Filter these entries, keeping only lines that hold the word "window".

^^^^^^^^^^^^^^^^

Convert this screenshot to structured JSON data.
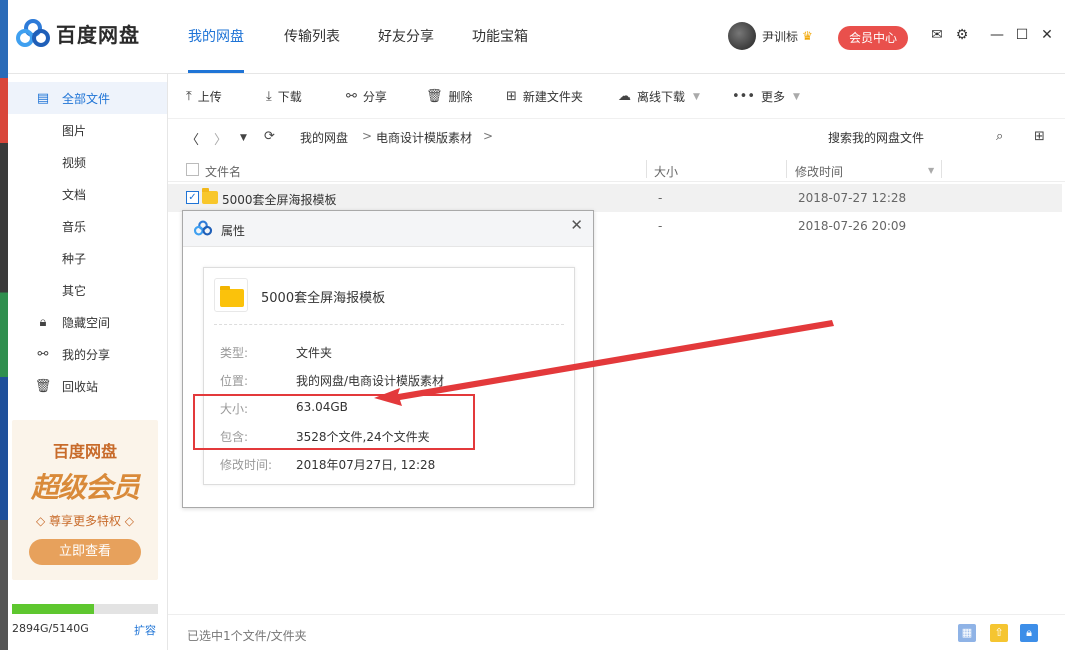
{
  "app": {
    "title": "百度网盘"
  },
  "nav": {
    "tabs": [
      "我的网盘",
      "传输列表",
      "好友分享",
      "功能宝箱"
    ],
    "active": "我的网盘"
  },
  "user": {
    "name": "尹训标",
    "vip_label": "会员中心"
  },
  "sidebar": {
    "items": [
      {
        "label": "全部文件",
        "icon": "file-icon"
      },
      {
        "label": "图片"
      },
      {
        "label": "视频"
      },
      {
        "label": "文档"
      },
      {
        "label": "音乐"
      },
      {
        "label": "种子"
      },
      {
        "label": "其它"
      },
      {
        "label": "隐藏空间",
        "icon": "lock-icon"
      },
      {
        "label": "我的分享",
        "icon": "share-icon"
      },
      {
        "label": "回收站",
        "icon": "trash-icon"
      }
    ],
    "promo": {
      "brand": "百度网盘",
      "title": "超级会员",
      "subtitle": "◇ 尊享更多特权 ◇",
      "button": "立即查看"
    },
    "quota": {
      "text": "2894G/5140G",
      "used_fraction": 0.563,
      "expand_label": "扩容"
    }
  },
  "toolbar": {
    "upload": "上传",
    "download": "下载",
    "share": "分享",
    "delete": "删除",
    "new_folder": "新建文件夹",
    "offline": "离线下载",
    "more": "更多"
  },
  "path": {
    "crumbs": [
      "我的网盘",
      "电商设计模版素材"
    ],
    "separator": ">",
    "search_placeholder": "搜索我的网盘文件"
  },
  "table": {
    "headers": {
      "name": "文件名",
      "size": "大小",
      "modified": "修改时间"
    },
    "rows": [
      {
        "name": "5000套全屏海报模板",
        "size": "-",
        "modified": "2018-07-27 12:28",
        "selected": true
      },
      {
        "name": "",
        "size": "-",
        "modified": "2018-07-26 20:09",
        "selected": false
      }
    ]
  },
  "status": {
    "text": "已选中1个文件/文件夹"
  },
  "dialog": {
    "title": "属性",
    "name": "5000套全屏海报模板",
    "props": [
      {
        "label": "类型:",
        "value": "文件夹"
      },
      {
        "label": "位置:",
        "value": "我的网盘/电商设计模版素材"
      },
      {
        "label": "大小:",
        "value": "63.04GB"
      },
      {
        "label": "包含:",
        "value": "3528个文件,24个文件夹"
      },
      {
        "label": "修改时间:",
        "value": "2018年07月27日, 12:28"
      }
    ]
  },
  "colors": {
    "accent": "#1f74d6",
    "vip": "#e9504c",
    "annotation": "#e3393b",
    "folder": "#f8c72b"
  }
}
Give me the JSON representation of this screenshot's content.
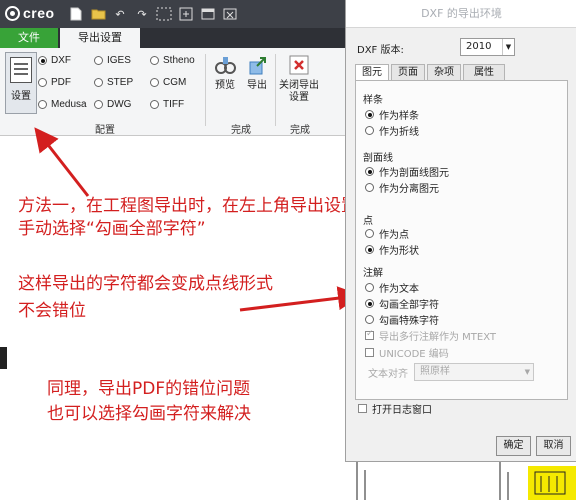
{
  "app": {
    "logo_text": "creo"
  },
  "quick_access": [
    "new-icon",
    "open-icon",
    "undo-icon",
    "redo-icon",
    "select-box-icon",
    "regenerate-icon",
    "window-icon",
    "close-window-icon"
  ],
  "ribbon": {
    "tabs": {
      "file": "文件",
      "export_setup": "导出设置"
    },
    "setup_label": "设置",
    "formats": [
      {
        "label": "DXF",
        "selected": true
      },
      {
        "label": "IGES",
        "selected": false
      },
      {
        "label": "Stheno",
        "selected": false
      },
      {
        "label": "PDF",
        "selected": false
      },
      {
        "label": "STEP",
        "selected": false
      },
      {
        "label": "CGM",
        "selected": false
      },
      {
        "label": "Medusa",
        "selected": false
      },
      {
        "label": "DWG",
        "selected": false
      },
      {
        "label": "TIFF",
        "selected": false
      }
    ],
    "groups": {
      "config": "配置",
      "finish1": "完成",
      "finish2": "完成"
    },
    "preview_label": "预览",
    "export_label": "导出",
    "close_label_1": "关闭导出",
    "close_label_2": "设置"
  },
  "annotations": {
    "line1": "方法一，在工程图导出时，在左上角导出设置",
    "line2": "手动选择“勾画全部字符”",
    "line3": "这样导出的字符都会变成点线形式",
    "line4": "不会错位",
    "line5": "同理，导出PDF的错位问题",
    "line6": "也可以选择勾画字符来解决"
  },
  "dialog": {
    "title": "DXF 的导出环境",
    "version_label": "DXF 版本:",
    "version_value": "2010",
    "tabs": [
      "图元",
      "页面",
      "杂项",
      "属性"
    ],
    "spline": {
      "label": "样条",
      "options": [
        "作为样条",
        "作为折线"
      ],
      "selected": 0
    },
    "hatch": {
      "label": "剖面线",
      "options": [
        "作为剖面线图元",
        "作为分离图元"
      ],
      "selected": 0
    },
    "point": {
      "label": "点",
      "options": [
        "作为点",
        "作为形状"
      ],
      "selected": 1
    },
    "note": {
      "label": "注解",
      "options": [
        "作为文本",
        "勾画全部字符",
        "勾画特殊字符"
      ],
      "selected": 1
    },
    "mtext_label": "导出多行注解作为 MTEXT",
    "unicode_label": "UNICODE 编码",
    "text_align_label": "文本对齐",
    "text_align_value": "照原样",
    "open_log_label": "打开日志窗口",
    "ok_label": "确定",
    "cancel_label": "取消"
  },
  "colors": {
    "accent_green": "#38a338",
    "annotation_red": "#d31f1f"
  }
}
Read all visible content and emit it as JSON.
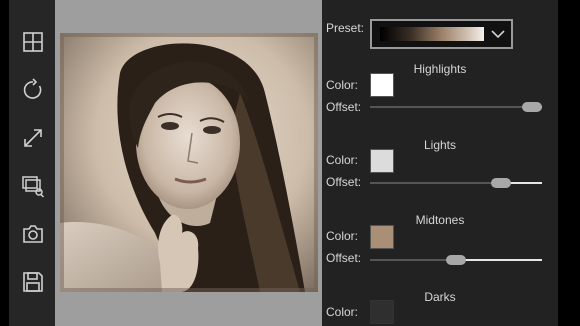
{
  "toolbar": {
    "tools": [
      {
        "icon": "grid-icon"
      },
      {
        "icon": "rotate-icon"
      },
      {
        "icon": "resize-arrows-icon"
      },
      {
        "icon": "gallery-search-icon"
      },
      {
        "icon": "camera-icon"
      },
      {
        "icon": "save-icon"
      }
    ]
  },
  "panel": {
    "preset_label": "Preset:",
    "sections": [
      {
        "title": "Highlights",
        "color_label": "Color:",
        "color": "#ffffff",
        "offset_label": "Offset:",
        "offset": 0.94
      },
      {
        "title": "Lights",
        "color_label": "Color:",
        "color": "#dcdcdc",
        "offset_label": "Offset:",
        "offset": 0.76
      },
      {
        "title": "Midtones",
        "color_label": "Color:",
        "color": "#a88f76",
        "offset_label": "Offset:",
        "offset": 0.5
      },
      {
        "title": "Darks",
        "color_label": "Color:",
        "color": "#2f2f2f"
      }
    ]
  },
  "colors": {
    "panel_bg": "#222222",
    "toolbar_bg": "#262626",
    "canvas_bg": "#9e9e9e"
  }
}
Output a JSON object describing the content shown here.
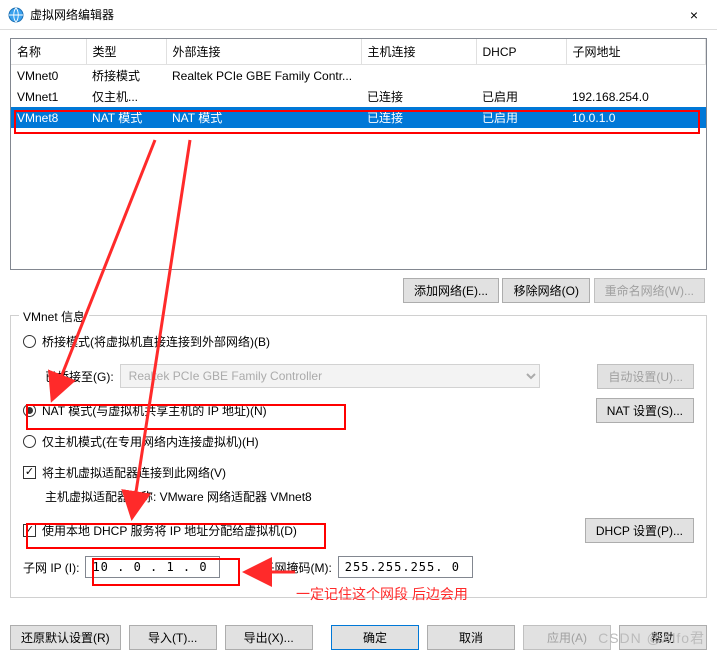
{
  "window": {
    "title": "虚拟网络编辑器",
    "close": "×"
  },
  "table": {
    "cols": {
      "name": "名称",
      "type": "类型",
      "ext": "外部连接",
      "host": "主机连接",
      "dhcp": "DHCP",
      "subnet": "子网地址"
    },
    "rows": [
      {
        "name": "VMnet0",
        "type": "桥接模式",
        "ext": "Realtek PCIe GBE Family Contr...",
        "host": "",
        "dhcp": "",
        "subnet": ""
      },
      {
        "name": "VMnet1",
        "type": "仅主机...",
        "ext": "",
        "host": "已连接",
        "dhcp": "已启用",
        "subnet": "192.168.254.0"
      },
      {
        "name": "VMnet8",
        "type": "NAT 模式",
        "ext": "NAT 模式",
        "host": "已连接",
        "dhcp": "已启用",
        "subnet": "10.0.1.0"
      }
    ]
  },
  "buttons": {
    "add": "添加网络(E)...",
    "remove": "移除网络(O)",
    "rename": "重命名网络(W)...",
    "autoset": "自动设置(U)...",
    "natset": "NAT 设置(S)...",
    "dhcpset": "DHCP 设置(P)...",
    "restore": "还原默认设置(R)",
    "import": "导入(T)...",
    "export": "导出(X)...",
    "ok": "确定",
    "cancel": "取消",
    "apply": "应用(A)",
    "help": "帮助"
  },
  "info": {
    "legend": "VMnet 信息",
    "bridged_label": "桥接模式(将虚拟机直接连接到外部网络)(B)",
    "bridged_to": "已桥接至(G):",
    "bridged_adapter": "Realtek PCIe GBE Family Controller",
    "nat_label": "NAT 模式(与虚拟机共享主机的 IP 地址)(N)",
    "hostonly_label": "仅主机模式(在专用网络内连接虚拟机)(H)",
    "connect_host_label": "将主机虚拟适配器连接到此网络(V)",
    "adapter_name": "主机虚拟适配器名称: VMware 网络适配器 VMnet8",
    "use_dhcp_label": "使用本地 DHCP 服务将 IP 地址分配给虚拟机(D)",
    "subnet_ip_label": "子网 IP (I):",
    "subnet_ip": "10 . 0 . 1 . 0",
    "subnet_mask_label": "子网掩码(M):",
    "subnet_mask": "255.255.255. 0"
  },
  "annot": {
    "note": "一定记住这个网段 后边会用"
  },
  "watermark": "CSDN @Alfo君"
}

^^^^^^^^^^^^^^^^

## Result of the task:
    "window-icon",
    "close-window-icon"
  "window": {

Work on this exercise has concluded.